[Records contained in a dataset]
----------------

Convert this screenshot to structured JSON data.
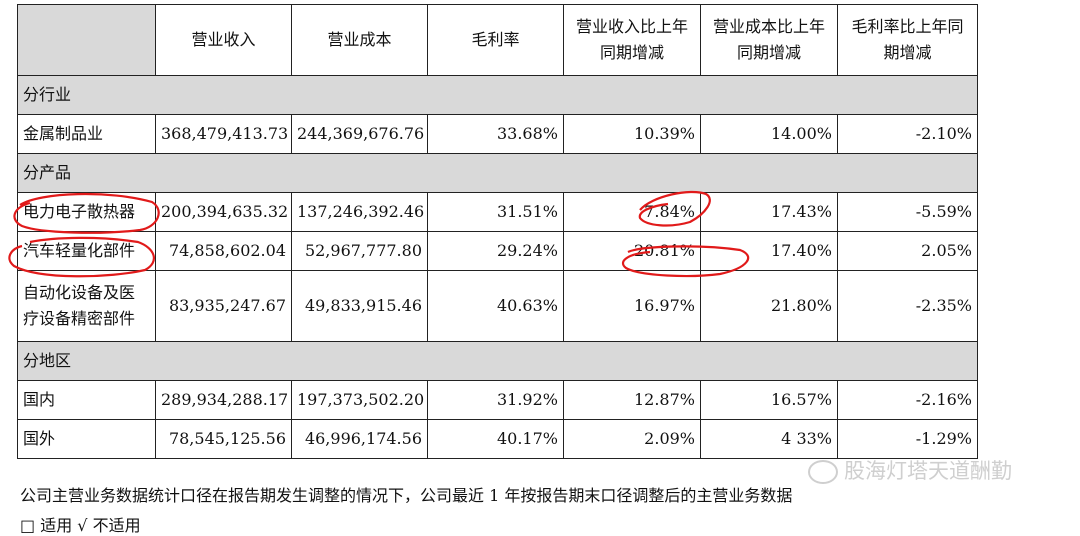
{
  "table": {
    "headers": [
      "营业收入",
      "营业成本",
      "毛利率",
      "营业收入比上年同期增减",
      "营业成本比上年同期增减",
      "毛利率比上年同期增减"
    ],
    "header_lines": [
      [
        "营业收入"
      ],
      [
        "营业成本"
      ],
      [
        "毛利率"
      ],
      [
        "营业收入比上年",
        "同期增减"
      ],
      [
        "营业成本比上年",
        "同期增减"
      ],
      [
        "毛利率比上年同",
        "期增减"
      ]
    ],
    "sections": [
      {
        "title": "分行业",
        "rows": [
          {
            "label": "金属制品业",
            "values": [
              "368,479,413.73",
              "244,369,676.76",
              "33.68%",
              "10.39%",
              "14.00%",
              "-2.10%"
            ]
          }
        ]
      },
      {
        "title": "分产品",
        "rows": [
          {
            "label": "电力电子散热器",
            "values": [
              "200,394,635.32",
              "137,246,392.46",
              "31.51%",
              "7.84%",
              "17.43%",
              "-5.59%"
            ]
          },
          {
            "label": "汽车轻量化部件",
            "values": [
              "74,858,602.04",
              "52,967,777.80",
              "29.24%",
              "20.81%",
              "17.40%",
              "2.05%"
            ]
          },
          {
            "label_lines": [
              "自动化设备及医",
              "疗设备精密部件"
            ],
            "values": [
              "83,935,247.67",
              "49,833,915.46",
              "40.63%",
              "16.97%",
              "21.80%",
              "-2.35%"
            ]
          }
        ]
      },
      {
        "title": "分地区",
        "rows": [
          {
            "label": "国内",
            "values": [
              "289,934,288.17",
              "197,373,502.20",
              "31.92%",
              "12.87%",
              "16.57%",
              "-2.16%"
            ]
          },
          {
            "label": "国外",
            "values": [
              "78,545,125.56",
              "46,996,174.56",
              "40.17%",
              "2.09%",
              "4 33%",
              "-1.29%"
            ]
          }
        ]
      }
    ]
  },
  "footnote": "公司主营业务数据统计口径在报告期发生调整的情况下，公司最近 1 年按报告期末口径调整后的主营业务数据",
  "footnote2": "□ 适用 √ 不适用",
  "watermark": "股海灯塔天道酬勤",
  "annotation_color": "#e11a1a"
}
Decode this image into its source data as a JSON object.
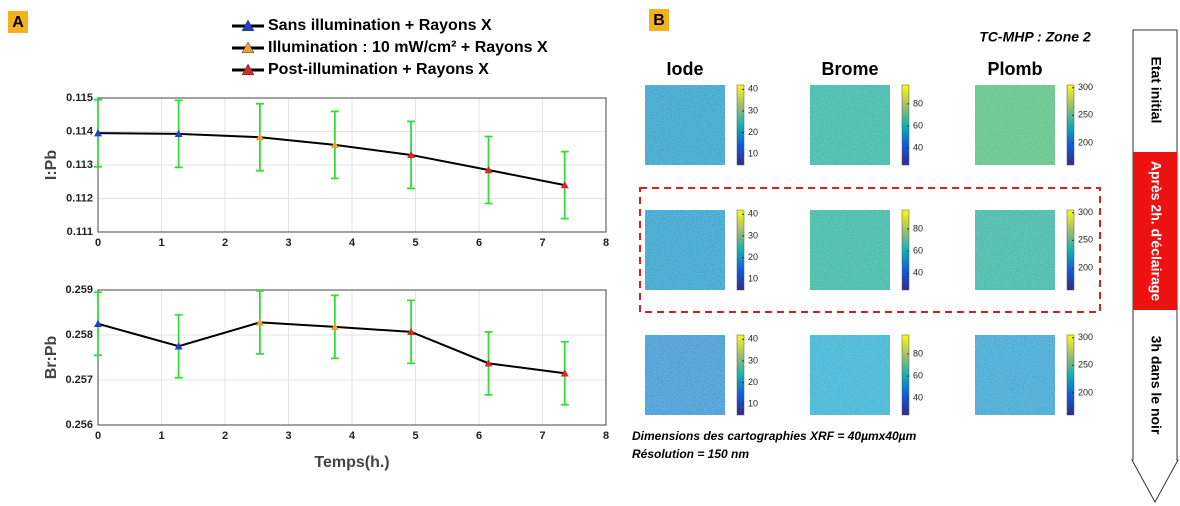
{
  "panel_a": {
    "label": "A"
  },
  "chart_data": [
    {
      "type": "line",
      "y_label": "I:Pb",
      "legend": [
        {
          "name": "Sans illumination + Rayons X",
          "color": "#1f3fd0"
        },
        {
          "name": "Illumination :  10  mW/cm² + Rayons X",
          "color": "#e8a33a"
        },
        {
          "name": "Post-illumination + Rayons X",
          "color": "#d9262a"
        }
      ],
      "x": [
        0,
        1.27,
        2.55,
        3.73,
        4.93,
        6.15,
        7.35
      ],
      "series": [
        {
          "color": "#000000",
          "error_color": "#33dd33",
          "marker_colors": [
            "#1f3fd0",
            "#1f3fd0",
            "#e8a33a",
            "#e8a33a",
            "#d9262a",
            "#d9262a",
            "#d9262a"
          ],
          "values": [
            0.11395,
            0.11393,
            0.11383,
            0.1136,
            0.1133,
            0.11285,
            0.1124
          ],
          "errors": [
            0.001,
            0.001,
            0.001,
            0.001,
            0.001,
            0.001,
            0.001
          ]
        }
      ],
      "xlim": [
        0,
        8
      ],
      "xticks": [
        0,
        1,
        2,
        3,
        4,
        5,
        6,
        7,
        8
      ],
      "ylim": [
        0.111,
        0.115
      ],
      "yticks": [
        0.111,
        0.112,
        0.113,
        0.114,
        0.115
      ],
      "grid": true
    },
    {
      "type": "line",
      "y_label": "Br:Pb",
      "x_label": "Temps(h.)",
      "x": [
        0,
        1.27,
        2.55,
        3.73,
        4.93,
        6.15,
        7.35
      ],
      "series": [
        {
          "color": "#000000",
          "error_color": "#33dd33",
          "marker_colors": [
            "#1f3fd0",
            "#1f3fd0",
            "#e8a33a",
            "#e8a33a",
            "#d9262a",
            "#d9262a",
            "#d9262a"
          ],
          "values": [
            0.25825,
            0.25775,
            0.25828,
            0.25818,
            0.25807,
            0.25737,
            0.25715
          ],
          "errors": [
            0.0007,
            0.0007,
            0.0007,
            0.0007,
            0.0007,
            0.0007,
            0.0007
          ]
        }
      ],
      "xlim": [
        0,
        8
      ],
      "xticks": [
        0,
        1,
        2,
        3,
        4,
        5,
        6,
        7,
        8
      ],
      "ylim": [
        0.256,
        0.259
      ],
      "yticks": [
        0.256,
        0.257,
        0.258,
        0.259
      ],
      "grid": true
    }
  ],
  "panel_b": {
    "label": "B",
    "title": "TC-MHP : Zone 2",
    "columns": [
      "Iode",
      "Brome",
      "Plomb"
    ],
    "colorbars": [
      {
        "lim": [
          5,
          42
        ],
        "ticks": [
          10,
          20,
          30,
          40
        ]
      },
      {
        "lim": [
          25,
          97
        ],
        "ticks": [
          40,
          60,
          80
        ]
      },
      {
        "lim": [
          160,
          305
        ],
        "ticks": [
          200,
          250,
          300
        ]
      }
    ],
    "stages": [
      "Etat initial",
      "Après 2h. d'éclairage",
      "3h dans le noir"
    ],
    "notes": [
      "Dimensions des cartographies XRF = 40µmx40µm",
      "Résolution = 150 nm"
    ]
  }
}
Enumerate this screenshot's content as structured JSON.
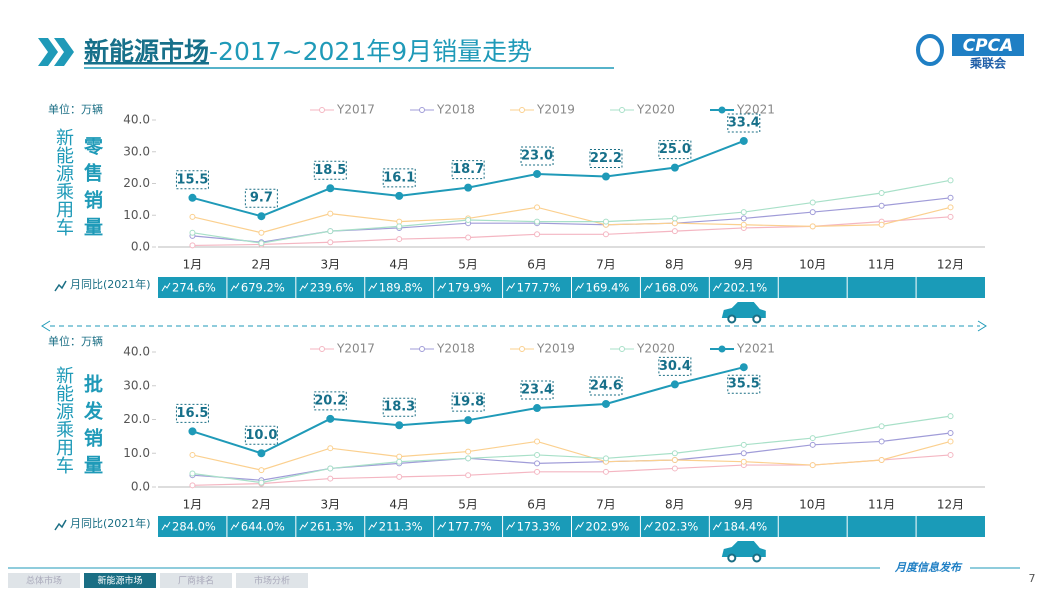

----------------

**EXERCISE TASK**:
Transcribe all of the material exactly, leaving out whatever pictures it contains.

**SOLUTION TO THE EXERCISE**:
Convert this screenshot to structured JSON data.
{
  "table": {
    "headers": [
      "营业收入",
      "营业成本",
      "毛利率",
      "营业收入比上年同期增减",
      "营业成本比上年同期增减",
      "毛利率比上年同期增减"
    ],
    "header_lines": [
      [
        "营业收入"
      ],
      [
        "营业成本"
      ],
      [
        "毛利率"
      ],
      [
        "营业收入比上年",
        "同期增减"
      ],
      [
        "营业成本比上年",
        "同期增减"
      ],
      [
        "毛利率比上年同",
        "期增减"
      ]
    ],
    "sections": [
      {
        "title": "分行业",
        "rows": [
          {
            "label": "金属制品业",
            "values": [
              "368,479,413.73",
              "244,369,676.76",
              "33.68%",
              "10.39%",
              "14.00%",
              "-2.10%"
            ]
          }
        ]
      },
      {
        "title": "分产品",
        "rows": [
          {
            "label": "电力电子散热器",
            "values": [
              "200,394,635.32",
              "137,246,392.46",
              "31.51%",
              "7.84%",
              "17.43%",
              "-5.59%"
            ]
          },
          {
            "label": "汽车轻量化部件",
            "values": [
              "74,858,602.04",
              "52,967,777.80",
              "29.24%",
              "20.81%",
              "17.40%",
              "2.05%"
            ]
          },
          {
            "label_lines": [
              "自动化设备及医",
              "疗设备精密部件"
            ],
            "values": [
              "83,935,247.67",
              "49,833,915.46",
              "40.63%",
              "16.97%",
              "21.80%",
              "-2.35%"
            ]
          }
        ]
      },
      {
        "title": "分地区",
        "rows": [
          {
            "label": "国内",
            "values": [
              "289,934,288.17",
              "197,373,502.20",
              "31.92%",
              "12.87%",
              "16.57%",
              "-2.16%"
            ]
          },
          {
            "label": "国外",
            "values": [
              "78,545,125.56",
              "46,996,174.56",
              "40.17%",
              "2.09%",
              "4 33%",
              "-1.29%"
            ]
          }
        ]
      }
    ]
  },
  "footnote": "公司主营业务数据统计口径在报告期发生调整的情况下，公司最近 1 年按报告期末口径调整后的主营业务数据",
  "footnote2": "□ 适用 √ 不适用",
  "watermark": "股海灯塔天道酬勤",
  "annotation_color": "#e11a1a"
}
Decode this image into its source data as a JSON object.
{
  "panel_a": {
    "label": "A"
  },
  "chart_data": [
    {
      "type": "line",
      "y_label": "I:Pb",
      "legend": [
        {
          "name": "Sans illumination + Rayons X",
          "color": "#1f3fd0"
        },
        {
          "name": "Illumination :  10  mW/cm² + Rayons X",
          "color": "#e8a33a"
        },
        {
          "name": "Post-illumination + Rayons X",
          "color": "#d9262a"
        }
      ],
      "x": [
        0,
        1.27,
        2.55,
        3.73,
        4.93,
        6.15,
        7.35
      ],
      "series": [
        {
          "color": "#000000",
          "error_color": "#33dd33",
          "marker_colors": [
            "#1f3fd0",
            "#1f3fd0",
            "#e8a33a",
            "#e8a33a",
            "#d9262a",
            "#d9262a",
            "#d9262a"
          ],
          "values": [
            0.11395,
            0.11393,
            0.11383,
            0.1136,
            0.1133,
            0.11285,
            0.1124
          ],
          "errors": [
            0.001,
            0.001,
            0.001,
            0.001,
            0.001,
            0.001,
            0.001
          ]
        }
      ],
      "xlim": [
        0,
        8
      ],
      "xticks": [
        0,
        1,
        2,
        3,
        4,
        5,
        6,
        7,
        8
      ],
      "ylim": [
        0.111,
        0.115
      ],
      "yticks": [
        0.111,
        0.112,
        0.113,
        0.114,
        0.115
      ],
      "grid": true
    },
    {
      "type": "line",
      "y_label": "Br:Pb",
      "x_label": "Temps(h.)",
      "x": [
        0,
        1.27,
        2.55,
        3.73,
        4.93,
        6.15,
        7.35
      ],
      "series": [
        {
          "color": "#000000",
          "error_color": "#33dd33",
          "marker_colors": [
            "#1f3fd0",
            "#1f3fd0",
            "#e8a33a",
            "#e8a33a",
            "#d9262a",
            "#d9262a",
            "#d9262a"
          ],
          "values": [
            0.25825,
            0.25775,
            0.25828,
            0.25818,
            0.25807,
            0.25737,
            0.25715
          ],
          "errors": [
            0.0007,
            0.0007,
            0.0007,
            0.0007,
            0.0007,
            0.0007,
            0.0007
          ]
        }
      ],
      "xlim": [
        0,
        8
      ],
      "xticks": [
        0,
        1,
        2,
        3,
        4,
        5,
        6,
        7,
        8
      ],
      "ylim": [
        0.256,
        0.259
      ],
      "yticks": [
        0.256,
        0.257,
        0.258,
        0.259
      ],
      "grid": true
    }
  ],
  "panel_b": {
    "label": "B",
    "title": "TC-MHP : Zone 2",
    "columns": [
      "Iode",
      "Brome",
      "Plomb"
    ],
    "colorbars": [
      {
        "lim": [
          5,
          42
        ],
        "ticks": [
          10,
          20,
          30,
          40
        ]
      },
      {
        "lim": [
          25,
          97
        ],
        "ticks": [
          40,
          60,
          80
        ]
      },
      {
        "lim": [
          160,
          305
        ],
        "ticks": [
          200,
          250,
          300
        ]
      }
    ],
    "stages": [
      "Etat initial",
      "Après 2h. d'éclairage",
      "3h dans le noir"
    ],
    "notes": [
      "Dimensions des cartographies XRF = 40µmx40µm",
      "Résolution = 150 nm"
    ]
  }
}
Enumerate this screenshot's content as structured JSON.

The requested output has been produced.